### GIVEN INFORMATION
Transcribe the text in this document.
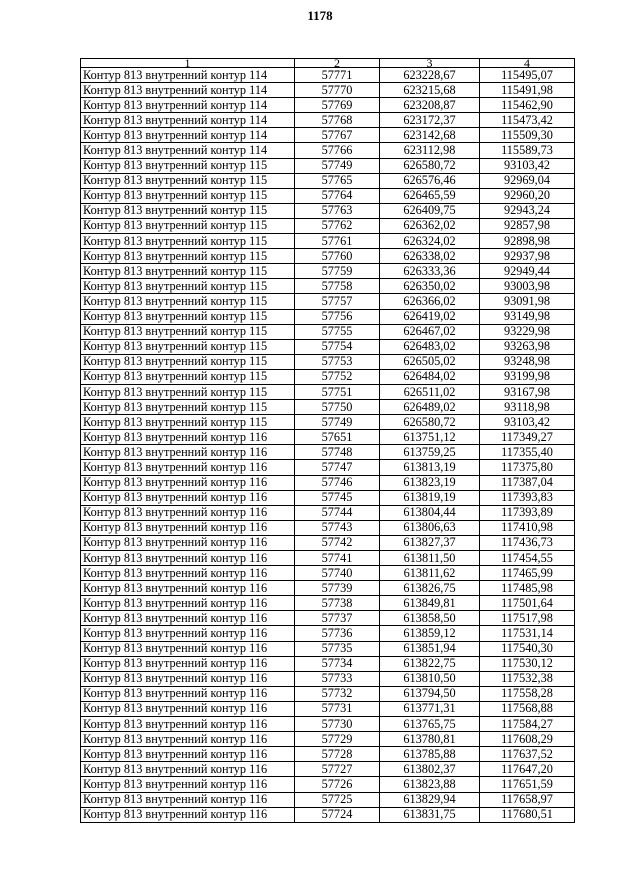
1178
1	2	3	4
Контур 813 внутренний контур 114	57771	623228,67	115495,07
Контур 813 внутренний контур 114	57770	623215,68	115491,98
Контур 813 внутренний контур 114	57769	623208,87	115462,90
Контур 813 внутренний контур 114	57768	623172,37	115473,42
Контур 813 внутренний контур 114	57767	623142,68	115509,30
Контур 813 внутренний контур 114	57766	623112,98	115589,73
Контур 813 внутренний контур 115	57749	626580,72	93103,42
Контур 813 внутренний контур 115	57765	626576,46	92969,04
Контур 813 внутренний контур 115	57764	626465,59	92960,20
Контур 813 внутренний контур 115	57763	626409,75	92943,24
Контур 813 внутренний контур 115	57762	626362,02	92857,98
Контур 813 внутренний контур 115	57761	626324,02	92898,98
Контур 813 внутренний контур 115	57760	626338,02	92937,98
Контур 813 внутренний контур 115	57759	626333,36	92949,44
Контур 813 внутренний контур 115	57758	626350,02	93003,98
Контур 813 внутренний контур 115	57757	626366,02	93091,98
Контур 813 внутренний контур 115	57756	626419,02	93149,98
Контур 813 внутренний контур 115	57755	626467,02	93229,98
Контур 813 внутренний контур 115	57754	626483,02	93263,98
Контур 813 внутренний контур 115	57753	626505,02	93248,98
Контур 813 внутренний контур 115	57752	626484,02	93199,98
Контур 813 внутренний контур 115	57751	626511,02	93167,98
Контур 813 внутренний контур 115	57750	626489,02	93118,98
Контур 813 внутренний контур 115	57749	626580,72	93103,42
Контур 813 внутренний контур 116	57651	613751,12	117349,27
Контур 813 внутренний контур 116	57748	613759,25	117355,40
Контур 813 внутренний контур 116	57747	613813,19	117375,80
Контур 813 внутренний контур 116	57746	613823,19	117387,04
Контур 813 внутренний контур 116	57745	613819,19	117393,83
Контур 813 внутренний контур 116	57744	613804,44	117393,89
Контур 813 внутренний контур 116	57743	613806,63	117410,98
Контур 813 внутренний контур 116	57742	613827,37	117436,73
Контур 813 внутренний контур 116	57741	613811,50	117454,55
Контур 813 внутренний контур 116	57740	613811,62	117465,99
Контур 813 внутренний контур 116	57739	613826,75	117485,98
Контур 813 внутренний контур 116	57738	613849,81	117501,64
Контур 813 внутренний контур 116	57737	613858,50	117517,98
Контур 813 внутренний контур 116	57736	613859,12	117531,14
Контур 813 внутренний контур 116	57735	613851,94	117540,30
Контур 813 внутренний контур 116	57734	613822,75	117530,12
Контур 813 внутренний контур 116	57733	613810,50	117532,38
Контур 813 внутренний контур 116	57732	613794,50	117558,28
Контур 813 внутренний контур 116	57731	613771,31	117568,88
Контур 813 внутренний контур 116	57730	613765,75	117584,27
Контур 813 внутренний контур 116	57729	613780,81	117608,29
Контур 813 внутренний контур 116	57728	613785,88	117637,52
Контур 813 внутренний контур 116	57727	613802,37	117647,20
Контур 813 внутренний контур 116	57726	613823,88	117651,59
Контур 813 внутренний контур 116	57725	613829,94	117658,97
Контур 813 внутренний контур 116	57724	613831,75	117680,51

### YOUR INSTRUCTIONS
Nothing but the pictures may be dropped; output the records above exactly.

### ANSWER IN FULL
Transcribe the text in this document.
1178
1	2	3	4
Контур 813 внутренний контур 114	57771	623228,67	115495,07
Контур 813 внутренний контур 114	57770	623215,68	115491,98
Контур 813 внутренний контур 114	57769	623208,87	115462,90
Контур 813 внутренний контур 114	57768	623172,37	115473,42
Контур 813 внутренний контур 114	57767	623142,68	115509,30
Контур 813 внутренний контур 114	57766	623112,98	115589,73
Контур 813 внутренний контур 115	57749	626580,72	93103,42
Контур 813 внутренний контур 115	57765	626576,46	92969,04
Контур 813 внутренний контур 115	57764	626465,59	92960,20
Контур 813 внутренний контур 115	57763	626409,75	92943,24
Контур 813 внутренний контур 115	57762	626362,02	92857,98
Контур 813 внутренний контур 115	57761	626324,02	92898,98
Контур 813 внутренний контур 115	57760	626338,02	92937,98
Контур 813 внутренний контур 115	57759	626333,36	92949,44
Контур 813 внутренний контур 115	57758	626350,02	93003,98
Контур 813 внутренний контур 115	57757	626366,02	93091,98
Контур 813 внутренний контур 115	57756	626419,02	93149,98
Контур 813 внутренний контур 115	57755	626467,02	93229,98
Контур 813 внутренний контур 115	57754	626483,02	93263,98
Контур 813 внутренний контур 115	57753	626505,02	93248,98
Контур 813 внутренний контур 115	57752	626484,02	93199,98
Контур 813 внутренний контур 115	57751	626511,02	93167,98
Контур 813 внутренний контур 115	57750	626489,02	93118,98
Контур 813 внутренний контур 115	57749	626580,72	93103,42
Контур 813 внутренний контур 116	57651	613751,12	117349,27
Контур 813 внутренний контур 116	57748	613759,25	117355,40
Контур 813 внутренний контур 116	57747	613813,19	117375,80
Контур 813 внутренний контур 116	57746	613823,19	117387,04
Контур 813 внутренний контур 116	57745	613819,19	117393,83
Контур 813 внутренний контур 116	57744	613804,44	117393,89
Контур 813 внутренний контур 116	57743	613806,63	117410,98
Контур 813 внутренний контур 116	57742	613827,37	117436,73
Контур 813 внутренний контур 116	57741	613811,50	117454,55
Контур 813 внутренний контур 116	57740	613811,62	117465,99
Контур 813 внутренний контур 116	57739	613826,75	117485,98
Контур 813 внутренний контур 116	57738	613849,81	117501,64
Контур 813 внутренний контур 116	57737	613858,50	117517,98
Контур 813 внутренний контур 116	57736	613859,12	117531,14
Контур 813 внутренний контур 116	57735	613851,94	117540,30
Контур 813 внутренний контур 116	57734	613822,75	117530,12
Контур 813 внутренний контур 116	57733	613810,50	117532,38
Контур 813 внутренний контур 116	57732	613794,50	117558,28
Контур 813 внутренний контур 116	57731	613771,31	117568,88
Контур 813 внутренний контур 116	57730	613765,75	117584,27
Контур 813 внутренний контур 116	57729	613780,81	117608,29
Контур 813 внутренний контур 116	57728	613785,88	117637,52
Контур 813 внутренний контур 116	57727	613802,37	117647,20
Контур 813 внутренний контур 116	57726	613823,88	117651,59
Контур 813 внутренний контур 116	57725	613829,94	117658,97
Контур 813 внутренний контур 116	57724	613831,75	117680,51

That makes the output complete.